Data extracted from a collection →
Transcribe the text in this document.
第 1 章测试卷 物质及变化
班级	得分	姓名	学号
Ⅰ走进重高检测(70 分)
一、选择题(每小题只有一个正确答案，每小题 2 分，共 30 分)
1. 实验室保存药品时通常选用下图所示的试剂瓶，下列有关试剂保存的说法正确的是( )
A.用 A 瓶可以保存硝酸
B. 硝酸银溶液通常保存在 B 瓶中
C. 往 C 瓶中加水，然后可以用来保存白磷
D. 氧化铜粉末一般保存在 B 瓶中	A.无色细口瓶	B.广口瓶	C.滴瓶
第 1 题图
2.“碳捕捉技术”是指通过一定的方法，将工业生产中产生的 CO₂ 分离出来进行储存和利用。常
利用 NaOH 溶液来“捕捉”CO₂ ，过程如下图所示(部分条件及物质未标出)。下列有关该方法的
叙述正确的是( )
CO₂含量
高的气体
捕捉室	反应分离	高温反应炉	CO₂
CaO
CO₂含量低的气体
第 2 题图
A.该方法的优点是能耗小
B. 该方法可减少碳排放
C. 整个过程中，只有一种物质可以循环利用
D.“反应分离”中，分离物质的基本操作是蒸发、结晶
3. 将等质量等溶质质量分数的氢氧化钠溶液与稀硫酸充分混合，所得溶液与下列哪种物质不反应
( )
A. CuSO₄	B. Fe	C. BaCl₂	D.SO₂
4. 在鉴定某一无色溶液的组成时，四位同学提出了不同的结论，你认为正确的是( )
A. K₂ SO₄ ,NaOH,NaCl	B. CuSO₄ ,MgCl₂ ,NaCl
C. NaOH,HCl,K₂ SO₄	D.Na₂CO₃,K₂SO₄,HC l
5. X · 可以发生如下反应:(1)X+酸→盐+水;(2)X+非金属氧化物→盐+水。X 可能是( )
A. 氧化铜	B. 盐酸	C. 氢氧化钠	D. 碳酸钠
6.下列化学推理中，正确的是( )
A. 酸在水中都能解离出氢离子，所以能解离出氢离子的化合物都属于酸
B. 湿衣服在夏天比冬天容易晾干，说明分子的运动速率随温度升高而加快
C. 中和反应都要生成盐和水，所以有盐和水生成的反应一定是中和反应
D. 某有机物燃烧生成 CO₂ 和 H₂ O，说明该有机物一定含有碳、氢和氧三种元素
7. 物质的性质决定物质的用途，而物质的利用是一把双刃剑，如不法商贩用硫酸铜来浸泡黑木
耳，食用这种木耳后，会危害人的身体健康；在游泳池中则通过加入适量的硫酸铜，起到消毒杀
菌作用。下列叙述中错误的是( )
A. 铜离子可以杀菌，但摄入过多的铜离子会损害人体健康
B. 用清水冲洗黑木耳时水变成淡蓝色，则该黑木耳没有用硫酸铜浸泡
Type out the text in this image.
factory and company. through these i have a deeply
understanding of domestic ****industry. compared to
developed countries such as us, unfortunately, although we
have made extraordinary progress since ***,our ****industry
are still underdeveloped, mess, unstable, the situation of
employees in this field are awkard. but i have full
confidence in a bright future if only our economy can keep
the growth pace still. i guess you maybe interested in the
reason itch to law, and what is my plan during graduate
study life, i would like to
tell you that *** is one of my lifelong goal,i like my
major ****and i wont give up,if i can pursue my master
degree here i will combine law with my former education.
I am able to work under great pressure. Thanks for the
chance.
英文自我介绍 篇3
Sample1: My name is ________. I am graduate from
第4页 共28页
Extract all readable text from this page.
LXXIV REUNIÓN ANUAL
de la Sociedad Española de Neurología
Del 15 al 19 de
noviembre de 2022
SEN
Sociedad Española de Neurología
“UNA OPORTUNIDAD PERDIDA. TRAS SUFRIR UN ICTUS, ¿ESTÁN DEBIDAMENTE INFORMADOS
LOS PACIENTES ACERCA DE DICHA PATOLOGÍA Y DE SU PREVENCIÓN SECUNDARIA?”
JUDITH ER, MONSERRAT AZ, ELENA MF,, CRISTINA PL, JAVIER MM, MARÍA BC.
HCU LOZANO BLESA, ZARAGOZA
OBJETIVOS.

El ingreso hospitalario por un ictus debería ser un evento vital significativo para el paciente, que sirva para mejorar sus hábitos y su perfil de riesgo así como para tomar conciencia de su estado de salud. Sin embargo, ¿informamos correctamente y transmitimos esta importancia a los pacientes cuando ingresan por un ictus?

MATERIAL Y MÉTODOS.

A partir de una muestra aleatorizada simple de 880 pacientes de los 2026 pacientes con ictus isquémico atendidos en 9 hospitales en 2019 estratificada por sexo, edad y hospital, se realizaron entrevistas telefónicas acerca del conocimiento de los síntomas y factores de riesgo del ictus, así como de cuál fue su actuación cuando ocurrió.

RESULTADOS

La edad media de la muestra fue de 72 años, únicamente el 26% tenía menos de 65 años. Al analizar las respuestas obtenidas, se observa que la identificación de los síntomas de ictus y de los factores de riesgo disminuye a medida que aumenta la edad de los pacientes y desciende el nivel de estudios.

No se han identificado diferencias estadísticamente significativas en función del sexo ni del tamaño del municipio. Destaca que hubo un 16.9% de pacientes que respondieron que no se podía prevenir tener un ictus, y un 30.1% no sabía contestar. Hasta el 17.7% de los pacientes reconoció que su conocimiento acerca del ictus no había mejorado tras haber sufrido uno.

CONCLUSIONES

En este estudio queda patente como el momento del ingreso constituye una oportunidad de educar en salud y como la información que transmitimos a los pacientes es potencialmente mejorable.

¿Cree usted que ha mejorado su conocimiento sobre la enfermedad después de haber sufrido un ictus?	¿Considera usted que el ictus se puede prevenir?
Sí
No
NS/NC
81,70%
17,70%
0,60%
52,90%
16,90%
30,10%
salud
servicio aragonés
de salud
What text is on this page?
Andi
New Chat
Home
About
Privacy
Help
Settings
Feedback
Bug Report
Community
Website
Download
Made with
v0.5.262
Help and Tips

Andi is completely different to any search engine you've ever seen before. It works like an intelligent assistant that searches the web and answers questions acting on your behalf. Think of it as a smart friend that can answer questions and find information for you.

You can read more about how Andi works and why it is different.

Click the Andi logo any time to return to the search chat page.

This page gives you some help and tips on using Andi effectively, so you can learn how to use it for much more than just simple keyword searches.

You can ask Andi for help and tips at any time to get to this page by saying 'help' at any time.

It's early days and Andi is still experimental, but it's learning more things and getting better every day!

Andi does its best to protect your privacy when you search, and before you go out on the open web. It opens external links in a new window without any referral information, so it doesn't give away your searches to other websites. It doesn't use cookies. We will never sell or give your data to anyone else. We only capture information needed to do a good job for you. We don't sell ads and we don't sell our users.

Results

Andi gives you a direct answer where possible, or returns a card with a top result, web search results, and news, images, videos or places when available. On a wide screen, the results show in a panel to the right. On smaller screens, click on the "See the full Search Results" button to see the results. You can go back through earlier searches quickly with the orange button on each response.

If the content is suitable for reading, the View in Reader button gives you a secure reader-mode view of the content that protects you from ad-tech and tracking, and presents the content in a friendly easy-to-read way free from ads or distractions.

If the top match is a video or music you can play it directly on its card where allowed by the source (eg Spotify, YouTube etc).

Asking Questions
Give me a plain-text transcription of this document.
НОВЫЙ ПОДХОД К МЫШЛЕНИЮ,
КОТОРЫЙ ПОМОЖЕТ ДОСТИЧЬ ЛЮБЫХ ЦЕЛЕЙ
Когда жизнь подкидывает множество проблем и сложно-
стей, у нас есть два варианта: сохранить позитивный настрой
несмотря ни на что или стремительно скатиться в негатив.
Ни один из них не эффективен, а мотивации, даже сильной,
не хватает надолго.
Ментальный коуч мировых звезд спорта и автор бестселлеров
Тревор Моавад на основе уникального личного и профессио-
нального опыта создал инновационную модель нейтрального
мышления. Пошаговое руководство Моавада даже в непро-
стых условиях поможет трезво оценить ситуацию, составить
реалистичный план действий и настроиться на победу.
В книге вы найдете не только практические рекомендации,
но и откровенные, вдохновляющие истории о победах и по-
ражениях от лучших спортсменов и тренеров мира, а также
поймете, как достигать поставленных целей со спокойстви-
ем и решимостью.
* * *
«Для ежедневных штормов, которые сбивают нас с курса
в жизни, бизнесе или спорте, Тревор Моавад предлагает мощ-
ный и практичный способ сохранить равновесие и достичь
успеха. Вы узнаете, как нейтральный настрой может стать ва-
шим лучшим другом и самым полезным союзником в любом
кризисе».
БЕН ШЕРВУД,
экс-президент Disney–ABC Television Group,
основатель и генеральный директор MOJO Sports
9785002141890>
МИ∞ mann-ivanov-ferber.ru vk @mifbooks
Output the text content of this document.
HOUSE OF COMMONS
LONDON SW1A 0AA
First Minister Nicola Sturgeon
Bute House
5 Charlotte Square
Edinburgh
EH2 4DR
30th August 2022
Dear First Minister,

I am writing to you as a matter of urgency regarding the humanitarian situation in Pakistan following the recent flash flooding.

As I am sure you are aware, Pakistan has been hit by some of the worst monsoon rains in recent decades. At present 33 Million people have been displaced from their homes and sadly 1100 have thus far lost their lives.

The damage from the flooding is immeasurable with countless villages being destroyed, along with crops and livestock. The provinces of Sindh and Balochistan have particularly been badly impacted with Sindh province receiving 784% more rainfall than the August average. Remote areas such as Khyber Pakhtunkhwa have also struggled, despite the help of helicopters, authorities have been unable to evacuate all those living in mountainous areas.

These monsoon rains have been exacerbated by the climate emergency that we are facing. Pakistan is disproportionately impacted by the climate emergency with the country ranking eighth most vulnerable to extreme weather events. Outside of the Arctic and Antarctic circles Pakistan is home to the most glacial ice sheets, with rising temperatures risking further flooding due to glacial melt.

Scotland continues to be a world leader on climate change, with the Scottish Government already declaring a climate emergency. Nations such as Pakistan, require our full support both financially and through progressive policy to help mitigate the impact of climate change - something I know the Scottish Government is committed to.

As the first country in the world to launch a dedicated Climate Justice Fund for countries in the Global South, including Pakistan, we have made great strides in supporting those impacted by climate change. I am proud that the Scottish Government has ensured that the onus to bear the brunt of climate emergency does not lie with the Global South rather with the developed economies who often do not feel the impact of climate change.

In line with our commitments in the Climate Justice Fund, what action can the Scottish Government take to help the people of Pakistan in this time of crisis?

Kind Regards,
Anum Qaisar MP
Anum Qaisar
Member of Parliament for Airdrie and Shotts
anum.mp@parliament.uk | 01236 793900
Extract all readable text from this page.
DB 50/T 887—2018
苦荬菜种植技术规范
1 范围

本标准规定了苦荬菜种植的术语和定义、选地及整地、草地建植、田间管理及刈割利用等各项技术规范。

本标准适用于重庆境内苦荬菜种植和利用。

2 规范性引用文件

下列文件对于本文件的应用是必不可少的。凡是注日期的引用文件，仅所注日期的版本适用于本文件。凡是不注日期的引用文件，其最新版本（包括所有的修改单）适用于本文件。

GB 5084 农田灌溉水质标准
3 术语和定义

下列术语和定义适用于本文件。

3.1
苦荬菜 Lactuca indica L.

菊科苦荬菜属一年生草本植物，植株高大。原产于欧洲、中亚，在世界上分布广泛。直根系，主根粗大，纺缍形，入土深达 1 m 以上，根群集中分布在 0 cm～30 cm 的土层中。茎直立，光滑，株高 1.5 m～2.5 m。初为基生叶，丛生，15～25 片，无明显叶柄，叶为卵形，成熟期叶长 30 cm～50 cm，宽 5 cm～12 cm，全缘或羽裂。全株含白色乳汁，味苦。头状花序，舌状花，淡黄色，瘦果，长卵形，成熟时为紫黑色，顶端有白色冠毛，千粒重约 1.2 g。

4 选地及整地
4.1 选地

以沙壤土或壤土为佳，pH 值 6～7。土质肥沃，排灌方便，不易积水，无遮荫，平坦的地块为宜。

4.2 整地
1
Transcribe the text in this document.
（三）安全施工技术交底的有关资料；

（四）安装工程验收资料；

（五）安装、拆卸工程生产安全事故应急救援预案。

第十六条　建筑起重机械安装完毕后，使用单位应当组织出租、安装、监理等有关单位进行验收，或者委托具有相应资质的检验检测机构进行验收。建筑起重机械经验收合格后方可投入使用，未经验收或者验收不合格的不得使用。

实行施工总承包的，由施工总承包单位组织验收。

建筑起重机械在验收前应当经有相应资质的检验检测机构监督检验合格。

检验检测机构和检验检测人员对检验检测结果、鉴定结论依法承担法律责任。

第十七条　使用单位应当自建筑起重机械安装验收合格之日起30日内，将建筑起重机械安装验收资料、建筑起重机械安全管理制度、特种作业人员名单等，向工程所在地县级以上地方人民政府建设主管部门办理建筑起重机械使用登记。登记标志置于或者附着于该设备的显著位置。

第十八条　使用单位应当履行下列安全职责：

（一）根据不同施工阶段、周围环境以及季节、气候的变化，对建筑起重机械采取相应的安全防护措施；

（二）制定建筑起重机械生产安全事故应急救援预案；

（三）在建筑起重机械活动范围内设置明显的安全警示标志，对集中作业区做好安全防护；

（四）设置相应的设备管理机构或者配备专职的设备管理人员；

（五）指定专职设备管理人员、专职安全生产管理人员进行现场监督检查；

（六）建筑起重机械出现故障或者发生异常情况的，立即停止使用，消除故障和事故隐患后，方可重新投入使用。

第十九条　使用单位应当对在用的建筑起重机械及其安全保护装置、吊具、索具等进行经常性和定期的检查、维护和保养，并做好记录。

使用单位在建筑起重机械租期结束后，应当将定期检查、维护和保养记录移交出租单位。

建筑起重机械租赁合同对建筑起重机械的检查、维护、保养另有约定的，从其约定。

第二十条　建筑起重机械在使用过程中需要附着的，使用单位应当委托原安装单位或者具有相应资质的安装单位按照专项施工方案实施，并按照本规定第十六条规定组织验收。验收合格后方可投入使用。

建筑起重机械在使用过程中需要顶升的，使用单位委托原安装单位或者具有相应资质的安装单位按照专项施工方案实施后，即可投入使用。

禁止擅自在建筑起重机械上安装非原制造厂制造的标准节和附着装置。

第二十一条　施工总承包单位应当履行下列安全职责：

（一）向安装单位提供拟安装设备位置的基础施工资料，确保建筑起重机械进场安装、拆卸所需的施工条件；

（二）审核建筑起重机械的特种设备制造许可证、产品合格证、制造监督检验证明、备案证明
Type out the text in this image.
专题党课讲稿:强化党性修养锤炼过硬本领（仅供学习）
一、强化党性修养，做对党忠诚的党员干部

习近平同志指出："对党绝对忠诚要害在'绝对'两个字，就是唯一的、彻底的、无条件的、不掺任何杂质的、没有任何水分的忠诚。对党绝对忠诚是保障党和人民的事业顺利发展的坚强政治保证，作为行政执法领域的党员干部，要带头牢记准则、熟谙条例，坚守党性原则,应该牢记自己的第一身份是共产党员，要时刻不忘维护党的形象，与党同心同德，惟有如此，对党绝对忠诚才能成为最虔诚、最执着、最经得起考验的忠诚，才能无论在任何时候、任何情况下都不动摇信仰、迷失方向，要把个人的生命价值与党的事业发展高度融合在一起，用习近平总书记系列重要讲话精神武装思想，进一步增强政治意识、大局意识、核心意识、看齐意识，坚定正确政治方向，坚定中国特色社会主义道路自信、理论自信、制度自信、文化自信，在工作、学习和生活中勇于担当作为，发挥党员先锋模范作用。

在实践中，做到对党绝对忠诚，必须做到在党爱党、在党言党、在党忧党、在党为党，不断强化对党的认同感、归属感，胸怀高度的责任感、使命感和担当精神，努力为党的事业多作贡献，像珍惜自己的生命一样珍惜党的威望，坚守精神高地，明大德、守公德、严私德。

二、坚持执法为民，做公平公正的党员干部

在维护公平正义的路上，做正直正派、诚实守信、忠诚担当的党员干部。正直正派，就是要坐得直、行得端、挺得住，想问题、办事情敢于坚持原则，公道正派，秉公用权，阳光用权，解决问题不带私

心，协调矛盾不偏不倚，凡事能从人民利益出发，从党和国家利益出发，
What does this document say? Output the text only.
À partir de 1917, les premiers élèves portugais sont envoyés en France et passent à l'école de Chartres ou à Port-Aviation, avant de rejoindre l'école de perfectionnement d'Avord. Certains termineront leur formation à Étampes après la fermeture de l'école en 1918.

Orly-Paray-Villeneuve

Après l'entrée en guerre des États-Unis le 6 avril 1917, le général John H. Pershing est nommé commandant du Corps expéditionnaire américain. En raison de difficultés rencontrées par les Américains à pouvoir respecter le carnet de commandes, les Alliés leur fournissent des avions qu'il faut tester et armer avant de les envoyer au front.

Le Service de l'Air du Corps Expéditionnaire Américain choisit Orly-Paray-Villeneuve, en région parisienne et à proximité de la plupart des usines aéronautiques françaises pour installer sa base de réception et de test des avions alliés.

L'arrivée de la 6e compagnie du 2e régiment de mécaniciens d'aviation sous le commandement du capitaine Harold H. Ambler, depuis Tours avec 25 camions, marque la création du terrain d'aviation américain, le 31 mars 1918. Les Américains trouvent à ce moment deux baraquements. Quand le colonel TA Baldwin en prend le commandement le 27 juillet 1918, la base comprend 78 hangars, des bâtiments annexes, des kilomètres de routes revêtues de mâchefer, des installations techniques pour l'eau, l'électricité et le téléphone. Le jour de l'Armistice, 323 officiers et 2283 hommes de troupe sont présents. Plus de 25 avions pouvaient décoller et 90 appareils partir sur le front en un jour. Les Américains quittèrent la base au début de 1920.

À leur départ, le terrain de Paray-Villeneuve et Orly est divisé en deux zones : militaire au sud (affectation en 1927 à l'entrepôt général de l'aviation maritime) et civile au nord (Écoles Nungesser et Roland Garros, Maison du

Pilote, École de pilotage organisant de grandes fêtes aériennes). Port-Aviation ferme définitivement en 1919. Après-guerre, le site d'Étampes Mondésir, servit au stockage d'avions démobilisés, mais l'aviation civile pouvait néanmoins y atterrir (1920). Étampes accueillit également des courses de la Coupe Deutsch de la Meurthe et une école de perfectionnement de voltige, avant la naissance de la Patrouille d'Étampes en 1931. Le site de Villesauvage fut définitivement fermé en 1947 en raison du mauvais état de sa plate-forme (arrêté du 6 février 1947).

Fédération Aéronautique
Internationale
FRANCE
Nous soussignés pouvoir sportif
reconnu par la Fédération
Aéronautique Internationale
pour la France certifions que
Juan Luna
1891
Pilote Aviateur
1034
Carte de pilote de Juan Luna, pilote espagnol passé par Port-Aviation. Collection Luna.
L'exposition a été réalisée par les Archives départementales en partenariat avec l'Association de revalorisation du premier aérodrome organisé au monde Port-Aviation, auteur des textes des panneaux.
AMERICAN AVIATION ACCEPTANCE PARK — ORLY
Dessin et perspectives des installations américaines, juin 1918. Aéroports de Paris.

TASK REQUIREMENTS → Say how many lines in the records contain the string "sont", and say nothing else.

THE ANSWER → 2